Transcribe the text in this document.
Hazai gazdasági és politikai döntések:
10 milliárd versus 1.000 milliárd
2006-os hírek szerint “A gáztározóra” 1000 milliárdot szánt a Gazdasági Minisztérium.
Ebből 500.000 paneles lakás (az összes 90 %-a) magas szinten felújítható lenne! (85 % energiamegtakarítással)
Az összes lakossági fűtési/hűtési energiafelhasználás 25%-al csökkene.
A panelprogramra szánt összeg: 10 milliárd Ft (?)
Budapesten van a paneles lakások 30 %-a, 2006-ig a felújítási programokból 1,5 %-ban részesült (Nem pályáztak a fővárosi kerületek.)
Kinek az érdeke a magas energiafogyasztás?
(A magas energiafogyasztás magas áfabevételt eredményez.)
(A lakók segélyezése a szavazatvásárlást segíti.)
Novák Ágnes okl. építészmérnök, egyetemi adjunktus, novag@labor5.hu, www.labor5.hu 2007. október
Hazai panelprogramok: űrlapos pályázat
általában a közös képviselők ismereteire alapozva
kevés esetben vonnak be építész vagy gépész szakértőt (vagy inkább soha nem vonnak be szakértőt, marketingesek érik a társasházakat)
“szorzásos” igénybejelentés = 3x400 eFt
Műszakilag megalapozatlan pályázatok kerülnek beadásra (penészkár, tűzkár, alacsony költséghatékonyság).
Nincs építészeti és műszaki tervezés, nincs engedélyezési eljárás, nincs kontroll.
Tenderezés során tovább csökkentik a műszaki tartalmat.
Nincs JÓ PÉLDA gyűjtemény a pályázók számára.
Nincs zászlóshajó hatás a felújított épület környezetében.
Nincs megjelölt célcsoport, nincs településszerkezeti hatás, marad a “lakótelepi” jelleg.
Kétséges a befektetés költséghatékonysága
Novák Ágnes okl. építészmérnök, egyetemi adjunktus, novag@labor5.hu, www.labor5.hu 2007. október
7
▬▬▬▬▬▬▬▬▬▬
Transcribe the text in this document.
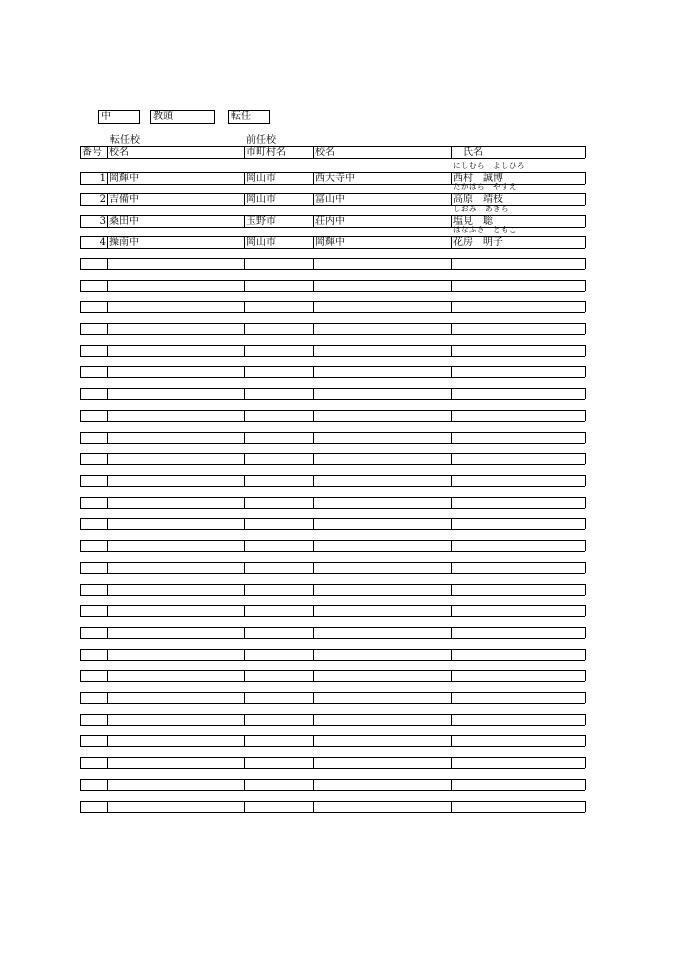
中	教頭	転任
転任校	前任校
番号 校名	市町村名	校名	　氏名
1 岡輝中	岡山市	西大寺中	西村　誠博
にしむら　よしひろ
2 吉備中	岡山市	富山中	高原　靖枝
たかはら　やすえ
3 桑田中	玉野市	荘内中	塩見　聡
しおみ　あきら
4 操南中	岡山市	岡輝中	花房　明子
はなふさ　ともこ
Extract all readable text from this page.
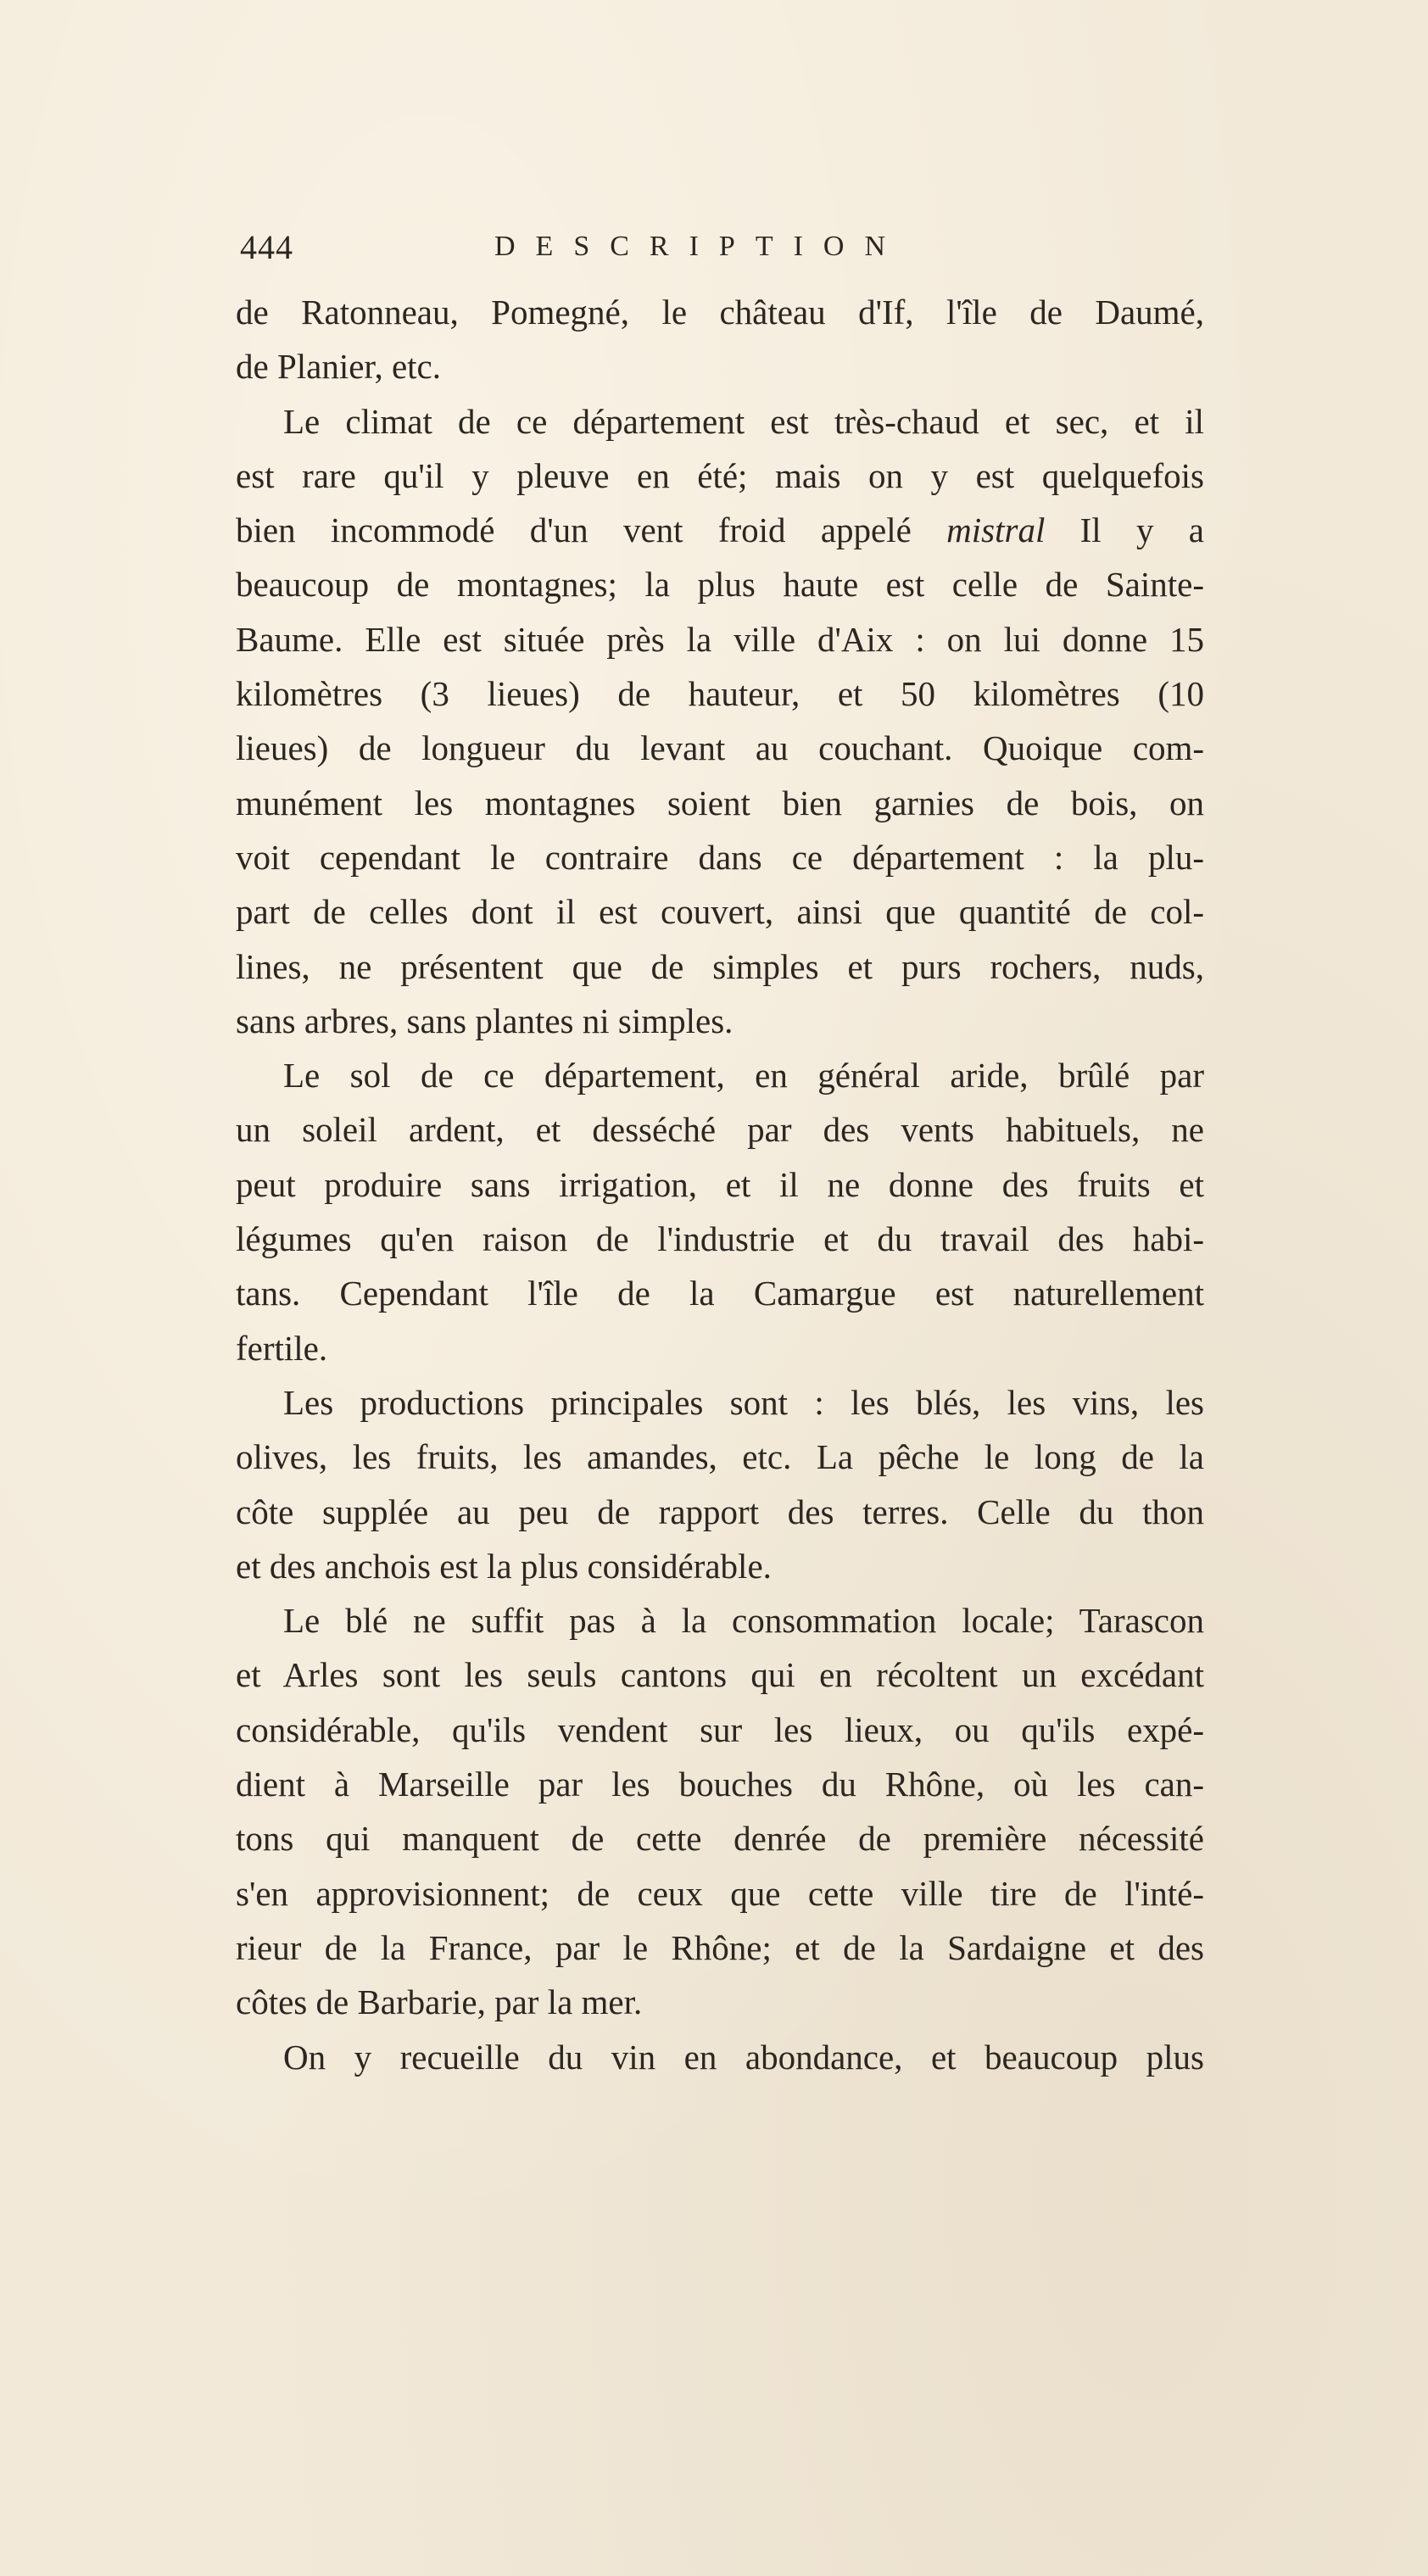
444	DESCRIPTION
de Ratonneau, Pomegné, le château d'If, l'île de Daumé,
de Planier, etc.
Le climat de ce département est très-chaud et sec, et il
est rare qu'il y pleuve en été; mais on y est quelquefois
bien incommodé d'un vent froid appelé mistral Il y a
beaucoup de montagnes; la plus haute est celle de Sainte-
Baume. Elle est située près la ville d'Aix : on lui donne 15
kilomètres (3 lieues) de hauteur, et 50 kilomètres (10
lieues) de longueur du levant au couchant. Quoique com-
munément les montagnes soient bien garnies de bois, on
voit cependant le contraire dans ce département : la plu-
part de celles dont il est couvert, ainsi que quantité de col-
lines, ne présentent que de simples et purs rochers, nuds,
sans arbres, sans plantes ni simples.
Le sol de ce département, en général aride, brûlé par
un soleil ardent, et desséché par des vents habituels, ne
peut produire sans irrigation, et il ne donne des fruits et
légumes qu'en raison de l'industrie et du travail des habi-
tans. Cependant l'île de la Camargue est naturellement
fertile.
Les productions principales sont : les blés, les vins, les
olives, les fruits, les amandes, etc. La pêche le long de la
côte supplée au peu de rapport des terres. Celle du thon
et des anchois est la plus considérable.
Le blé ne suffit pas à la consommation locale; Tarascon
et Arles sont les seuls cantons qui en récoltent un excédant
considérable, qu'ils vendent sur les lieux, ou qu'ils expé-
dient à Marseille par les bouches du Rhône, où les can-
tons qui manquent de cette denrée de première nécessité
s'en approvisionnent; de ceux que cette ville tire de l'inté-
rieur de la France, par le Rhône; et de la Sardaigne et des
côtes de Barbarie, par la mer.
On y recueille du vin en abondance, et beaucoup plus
▬▬▬▬▬▬▬▬▬▬
* [Goal]:
Show every line in the records above that contains the word "considérable".

* [Written solution]:
et des anchois est la plus considérable.
considérable, qu'ils vendent sur les lieux, ou qu'ils expé-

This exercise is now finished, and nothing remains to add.